# What do you think of this



## Bugpac (Feb 22, 2010)

Tell me what you think of this, it is a shad swimbait made out of aluminum, It will be the only of its kind, and the strongest available in the world.. Be honest..

It is not complete, anyone guess its weight as shown?


----------



## Captain Ahab (Feb 22, 2010)

I liek it - but I would move the line eyelet to the top so you could jig it or run it like a rattle trap


----------



## Bugpac (Feb 22, 2010)

Hmm, I may have to do it both ways.. I haven't even swam it yet, I know for certain the screw eyes are gonna have to go, My buddy did the machine work to pin the hinges and he threw them screw eyes in for giggles, the holes there will line the 3d eyes up, and allow them to glue to each other.. I am positive i will have to ballast the front nose to swim vertically.. As soon as I get the details worked out, You are getting one of them to play with Captain Ahab.. :mrgreen: Hope to have it swimming perfect by end of next week, Making them is the easy part, I got to get one off to BYOB for a custom paint job as well..


----------



## Bugpac (Feb 22, 2010)

Here is were it started. It may make a better key chain then a swim bait, Only time will tell..


----------



## Brine (Feb 22, 2010)

Looks cool Bug. What is the length of the bait as shown?


----------



## Bugpac (Feb 22, 2010)

Brine said:


> Looks cool Bug. What is the length of the bait as shown?




6" long and 1/4" thick, If anyone has a guess on its weight.. 

All 4 pieces are cut from a sheet in about 30 seconds..


----------



## Waterwings (Feb 22, 2010)

That is interesting, and I was also wondering if it will swim vertical or flat-side down. Heck, if it doesn't work as a lure, it would make a cool keychain as you stated. 8)


----------



## Bugpac (Feb 22, 2010)

Waterwings said:


> That is interesting, and I was also wondering if it will swim vertical or flat-side down. Heck, if it doesn't work as a lure, it would make a cool keychain as you stated. 8)




The intent is to swim vertically, I have to get it on the water and do some lead ballasting.. I think it will take about 1/4 oz of ballast in the front at the bottom to swim vertically, It really is designed to be reeled as fast as you can, so it stays very close to the surface..

[THE REQUEST]: List every distinct username that posts in the swimbait thread, in the order each first appears. The recorded data isn't needed for anything here.

(Recorded data)
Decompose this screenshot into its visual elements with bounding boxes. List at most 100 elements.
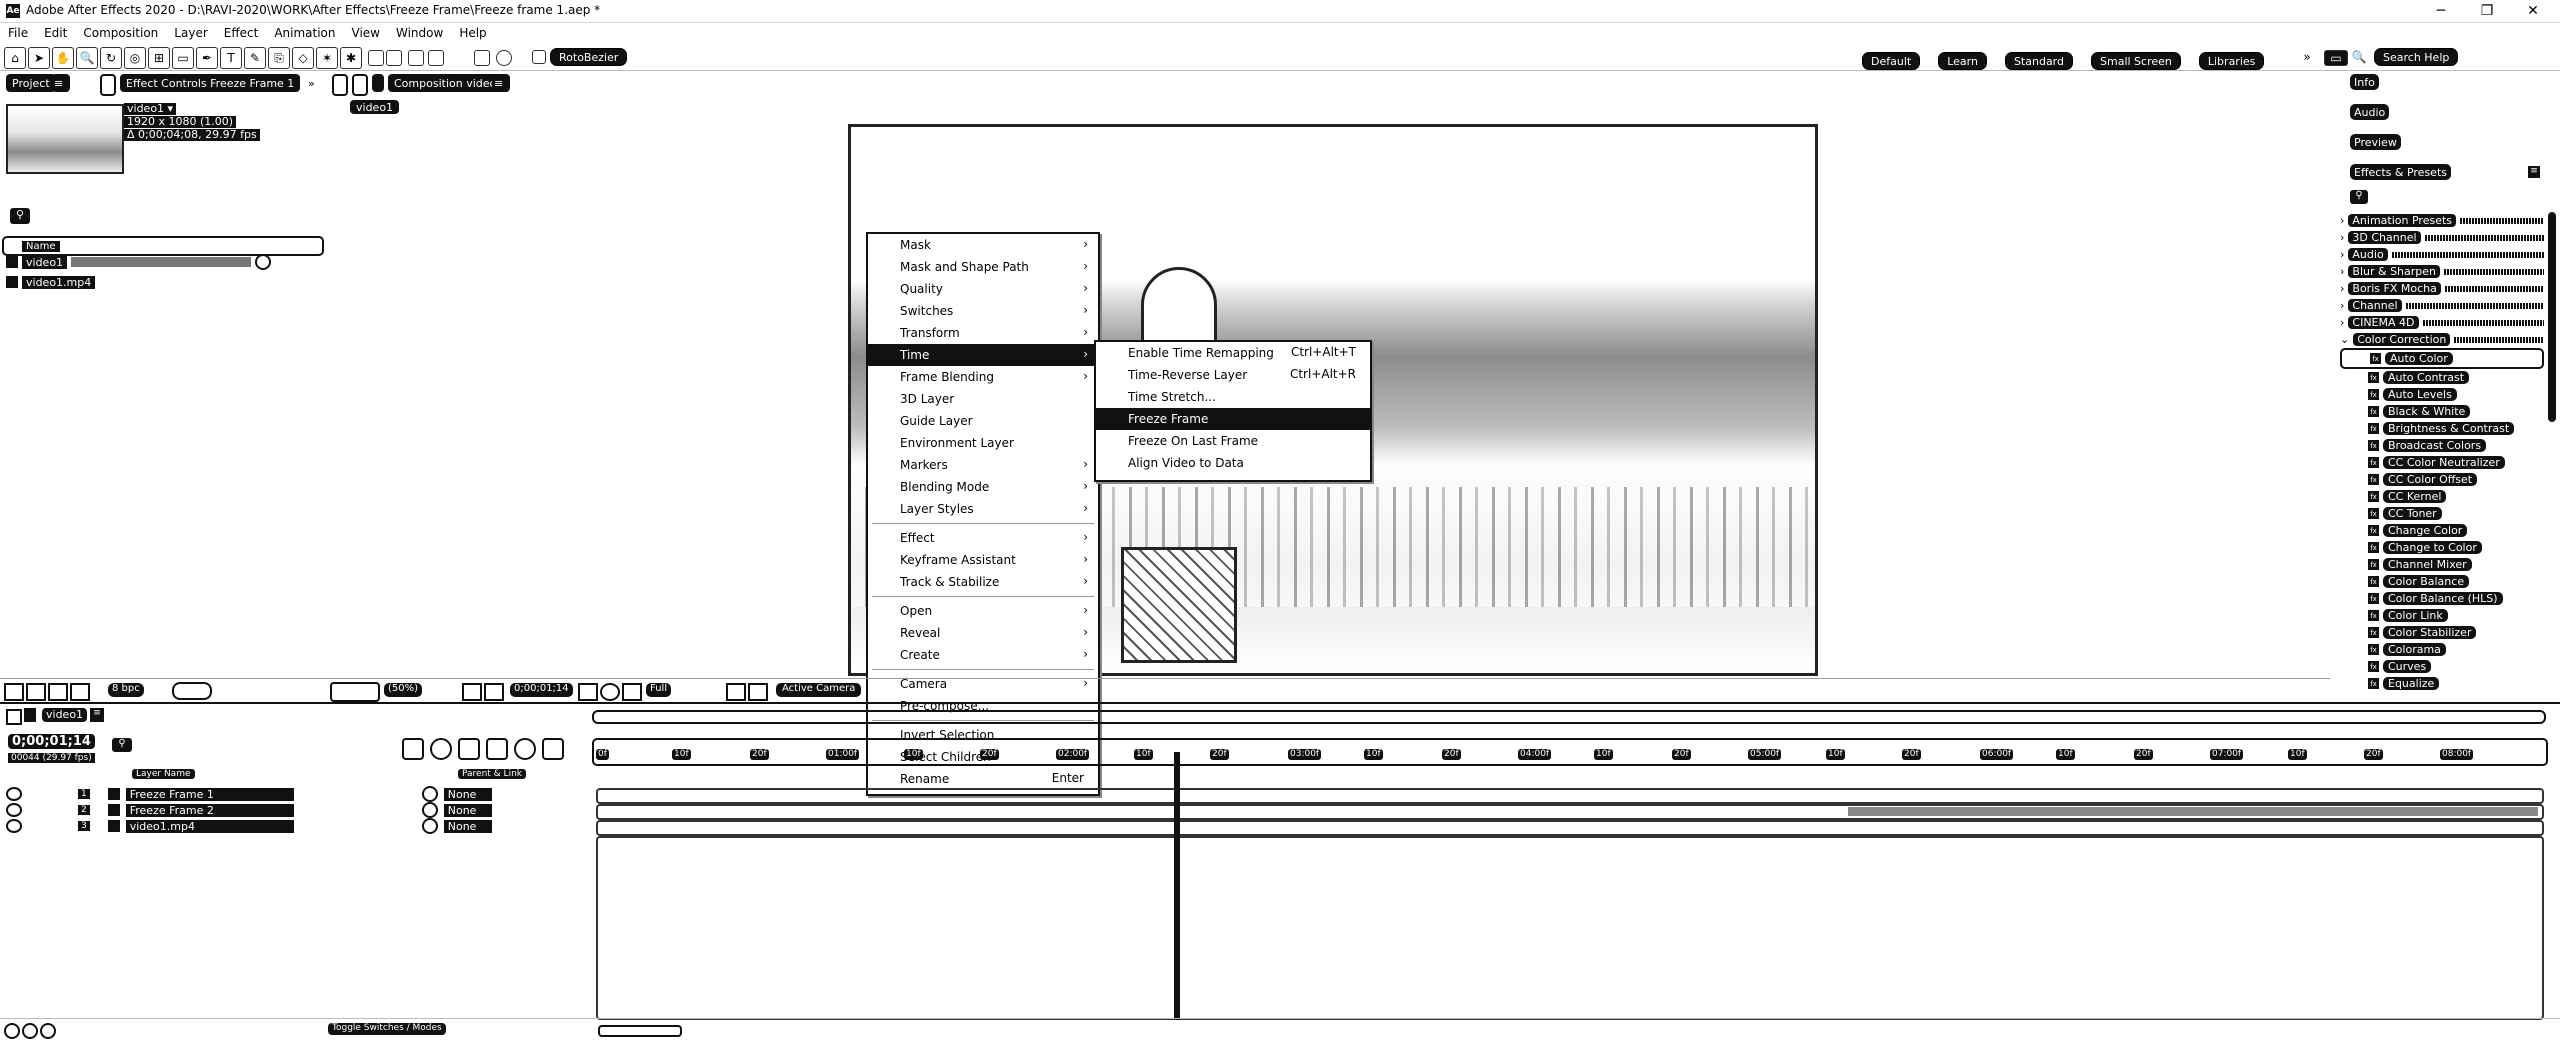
tree-category[interactable]: › Channel: [2340, 297, 2544, 314]
puppet-tool-icon[interactable]: ✱: [340, 47, 362, 69]
effect-item[interactable]: fx CC Color Neutralizer: [2340, 454, 2544, 471]
expand-panels-chevron-icon[interactable]: »: [302, 74, 321, 92]
fast-previews-icon[interactable]: [726, 683, 746, 701]
timeline-timecode[interactable]: 0;00;01;14 00044 (29.97 fps): [8, 734, 96, 764]
snapshot-icon[interactable]: [4, 683, 24, 701]
close-button[interactable]: ✕: [2510, 0, 2556, 22]
composition-panel-menu-icon[interactable]: ≡: [492, 74, 510, 92]
effect-item[interactable]: fx Change Color: [2340, 522, 2544, 539]
menu-item-mask[interactable]: Mask ›: [868, 234, 1098, 256]
menu-animation[interactable]: Animation: [266, 26, 343, 40]
tool-option-2-icon[interactable]: [386, 50, 402, 66]
timeline-empty-area[interactable]: [596, 836, 2544, 1020]
menu-item-quality[interactable]: Quality ›: [868, 278, 1098, 300]
panel-audio[interactable]: Audio: [2350, 104, 2390, 120]
toggle-pill[interactable]: [172, 682, 212, 700]
brush-tool-icon[interactable]: ✎: [244, 47, 266, 69]
menu-item-environment-layer[interactable]: Environment Layer: [868, 432, 1098, 454]
project-panel-menu-icon[interactable]: ≡: [52, 74, 70, 92]
effect-item[interactable]: fx Color Stabilizer: [2340, 624, 2544, 641]
layer-name-header[interactable]: Layer Name: [132, 769, 195, 779]
timeline-search-icon[interactable]: ⚲: [112, 738, 132, 752]
more-workspaces-chevron-icon[interactable]: »: [2300, 50, 2314, 64]
layer-switches-icon[interactable]: [4, 1023, 20, 1039]
project-item-name[interactable]: video1 ▾: [124, 103, 177, 115]
menu-item-switches[interactable]: Switches ›: [868, 300, 1098, 322]
visibility-eye-icon[interactable]: [6, 803, 22, 817]
menu-item-blending-mode[interactable]: Blending Mode ›: [868, 476, 1098, 498]
zoom-tool-icon[interactable]: 🔍: [76, 47, 98, 69]
effect-item[interactable]: fx Auto Levels: [2340, 386, 2544, 403]
comp-close-icon[interactable]: [332, 74, 348, 96]
project-row-comp[interactable]: video1: [6, 254, 272, 270]
grid-icon[interactable]: [48, 683, 68, 701]
timeline-menu-icon[interactable]: ≡: [90, 708, 104, 722]
workspace-small-screen[interactable]: Small Screen: [2091, 52, 2181, 70]
region-of-interest-icon[interactable]: [462, 683, 482, 701]
hand-tool-icon[interactable]: ✋: [52, 47, 74, 69]
visibility-eye-icon[interactable]: [6, 787, 22, 801]
layer-row-2[interactable]: 2 Freeze Frame 2 None: [0, 802, 592, 818]
zoom-slider[interactable]: [598, 1025, 682, 1037]
always-preview-icon[interactable]: [26, 683, 46, 701]
menu-item-freeze-frame[interactable]: Freeze Frame: [1096, 408, 1370, 430]
project-search-icon[interactable]: ⚲: [10, 208, 30, 224]
effect-controls-lock-icon[interactable]: [100, 74, 116, 96]
pick-whip-icon[interactable]: [421, 802, 438, 818]
pin-icon[interactable]: [474, 50, 490, 66]
search-icon[interactable]: 🔍: [2352, 50, 2366, 64]
effect-item[interactable]: fx Colorama: [2340, 641, 2544, 658]
effect-item[interactable]: fx Brightness & Contrast: [2340, 420, 2544, 437]
effects-panel-menu-icon[interactable]: ≡: [2528, 166, 2540, 178]
selection-tool-icon[interactable]: ➤: [28, 47, 50, 69]
motion-blur-icon[interactable]: [70, 683, 90, 701]
menu-effect[interactable]: Effect: [216, 26, 267, 40]
effect-item[interactable]: fx Color Balance: [2340, 573, 2544, 590]
project-row-footage[interactable]: video1.mp4: [6, 274, 96, 290]
track-duration-bar[interactable]: [1848, 807, 2538, 816]
menu-item-markers[interactable]: Markers ›: [868, 454, 1098, 476]
viewer-options-icon[interactable]: [330, 682, 380, 702]
current-time[interactable]: 0;00;01;14: [8, 734, 95, 749]
search-help-field[interactable]: Search Help: [2374, 48, 2459, 66]
workspace-default[interactable]: Default: [1862, 52, 1921, 70]
layer-name[interactable]: Freeze Frame 1: [125, 787, 294, 801]
effect-item[interactable]: fx Color Link: [2340, 607, 2544, 624]
menu-edit[interactable]: Edit: [36, 26, 75, 40]
effect-item[interactable]: fx Auto Contrast: [2340, 369, 2544, 386]
bpc-button[interactable]: 8 bpc: [108, 683, 144, 697]
effect-item[interactable]: fx Channel Mixer: [2340, 556, 2544, 573]
menu-file[interactable]: File: [0, 26, 36, 40]
menu-composition[interactable]: Composition: [75, 26, 166, 40]
graph-editor-icon[interactable]: [542, 738, 564, 760]
toggle-pixel-aspect-icon[interactable]: [748, 683, 768, 701]
time-ruler[interactable]: 0f 10f 20f 01:00f 10f 20f 02:00f 10f 20f…: [592, 738, 2548, 766]
tool-option-4-icon[interactable]: [428, 50, 444, 66]
layer-track-3[interactable]: [596, 820, 2544, 836]
tree-category[interactable]: › Boris FX Mocha: [2340, 280, 2544, 297]
draft-3d-icon[interactable]: [430, 738, 452, 760]
layer-track-2[interactable]: [596, 804, 2544, 820]
viewer-timecode[interactable]: 0;00;01;14: [510, 683, 573, 697]
zoom-dropdown[interactable]: (50%): [384, 683, 423, 697]
pan-behind-tool-icon[interactable]: ⊞: [148, 47, 170, 69]
resolution-dropdown[interactable]: Full: [646, 683, 672, 697]
effect-item[interactable]: fx Color Balance (HLS): [2340, 590, 2544, 607]
menu-item-mask-and-shape-path[interactable]: Mask and Shape Path ›: [868, 256, 1098, 278]
parent-dropdown[interactable]: None: [443, 787, 492, 801]
comp-lock-icon[interactable]: [352, 74, 368, 96]
transparency-grid-icon[interactable]: [484, 683, 504, 701]
roto-bezier-checkbox[interactable]: [532, 50, 546, 64]
menu-item-frame-blending[interactable]: Frame Blending ›: [868, 366, 1098, 388]
pick-whip-icon[interactable]: [421, 818, 438, 834]
effect-item[interactable]: fx Equalize: [2340, 675, 2544, 692]
shy-layers-icon[interactable]: [458, 738, 480, 760]
effect-item[interactable]: fx Change to Color: [2340, 539, 2544, 556]
frame-blending-icon[interactable]: [486, 738, 508, 760]
menu-item-layer-styles[interactable]: Layer Styles ›: [868, 498, 1098, 520]
workspace-libraries[interactable]: Libraries: [2198, 52, 2265, 70]
effect-item[interactable]: fx CC Color Offset: [2340, 471, 2544, 488]
maximize-button[interactable]: ❐: [2464, 0, 2510, 22]
tree-category[interactable]: › Audio: [2340, 246, 2544, 263]
visibility-eye-icon[interactable]: [6, 819, 22, 833]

[SOLUTION TO THIS TASK]: Bugpac, Captain Ahab, Brine, Waterwings